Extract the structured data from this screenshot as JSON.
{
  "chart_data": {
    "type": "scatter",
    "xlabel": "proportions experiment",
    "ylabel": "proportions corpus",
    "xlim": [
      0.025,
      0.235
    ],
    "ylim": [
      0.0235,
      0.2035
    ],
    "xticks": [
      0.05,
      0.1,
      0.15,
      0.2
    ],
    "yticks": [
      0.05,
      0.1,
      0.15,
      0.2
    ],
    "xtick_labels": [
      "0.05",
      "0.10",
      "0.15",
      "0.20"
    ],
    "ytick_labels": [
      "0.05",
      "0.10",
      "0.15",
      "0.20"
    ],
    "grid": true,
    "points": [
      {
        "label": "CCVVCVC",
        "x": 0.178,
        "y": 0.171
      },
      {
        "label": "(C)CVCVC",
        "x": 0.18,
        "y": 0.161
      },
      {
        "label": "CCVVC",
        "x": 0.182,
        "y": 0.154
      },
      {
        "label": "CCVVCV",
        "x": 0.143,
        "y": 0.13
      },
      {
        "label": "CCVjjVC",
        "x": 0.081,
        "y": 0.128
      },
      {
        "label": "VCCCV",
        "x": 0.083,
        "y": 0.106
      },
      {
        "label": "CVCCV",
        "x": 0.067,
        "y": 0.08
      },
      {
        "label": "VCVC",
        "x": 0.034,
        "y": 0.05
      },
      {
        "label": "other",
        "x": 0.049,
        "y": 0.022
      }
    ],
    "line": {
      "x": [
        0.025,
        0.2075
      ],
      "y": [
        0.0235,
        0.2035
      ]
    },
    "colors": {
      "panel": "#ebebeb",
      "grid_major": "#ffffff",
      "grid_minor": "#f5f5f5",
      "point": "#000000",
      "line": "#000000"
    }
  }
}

********

### Work required
Word for word, quote all of the data above.

### Output for this task
Extract the structured data from this screenshot as JSON.
{
  "chart_data": {
    "type": "scatter",
    "xlabel": "proportions experiment",
    "ylabel": "proportions corpus",
    "xlim": [
      0.025,
      0.235
    ],
    "ylim": [
      0.0235,
      0.2035
    ],
    "xticks": [
      0.05,
      0.1,
      0.15,
      0.2
    ],
    "yticks": [
      0.05,
      0.1,
      0.15,
      0.2
    ],
    "xtick_labels": [
      "0.05",
      "0.10",
      "0.15",
      "0.20"
    ],
    "ytick_labels": [
      "0.05",
      "0.10",
      "0.15",
      "0.20"
    ],
    "grid": true,
    "points": [
      {
        "label": "CCVVCVC",
        "x": 0.178,
        "y": 0.171
      },
      {
        "label": "(C)CVCVC",
        "x": 0.18,
        "y": 0.161
      },
      {
        "label": "CCVVC",
        "x": 0.182,
        "y": 0.154
      },
      {
        "label": "CCVVCV",
        "x": 0.143,
        "y": 0.13
      },
      {
        "label": "CCVjjVC",
        "x": 0.081,
        "y": 0.128
      },
      {
        "label": "VCCCV",
        "x": 0.083,
        "y": 0.106
      },
      {
        "label": "CVCCV",
        "x": 0.067,
        "y": 0.08
      },
      {
        "label": "VCVC",
        "x": 0.034,
        "y": 0.05
      },
      {
        "label": "other",
        "x": 0.049,
        "y": 0.022
      }
    ],
    "line": {
      "x": [
        0.025,
        0.2075
      ],
      "y": [
        0.0235,
        0.2035
      ]
    },
    "colors": {
      "panel": "#ebebeb",
      "grid_major": "#ffffff",
      "grid_minor": "#f5f5f5",
      "point": "#000000",
      "line": "#000000"
    }
  }
}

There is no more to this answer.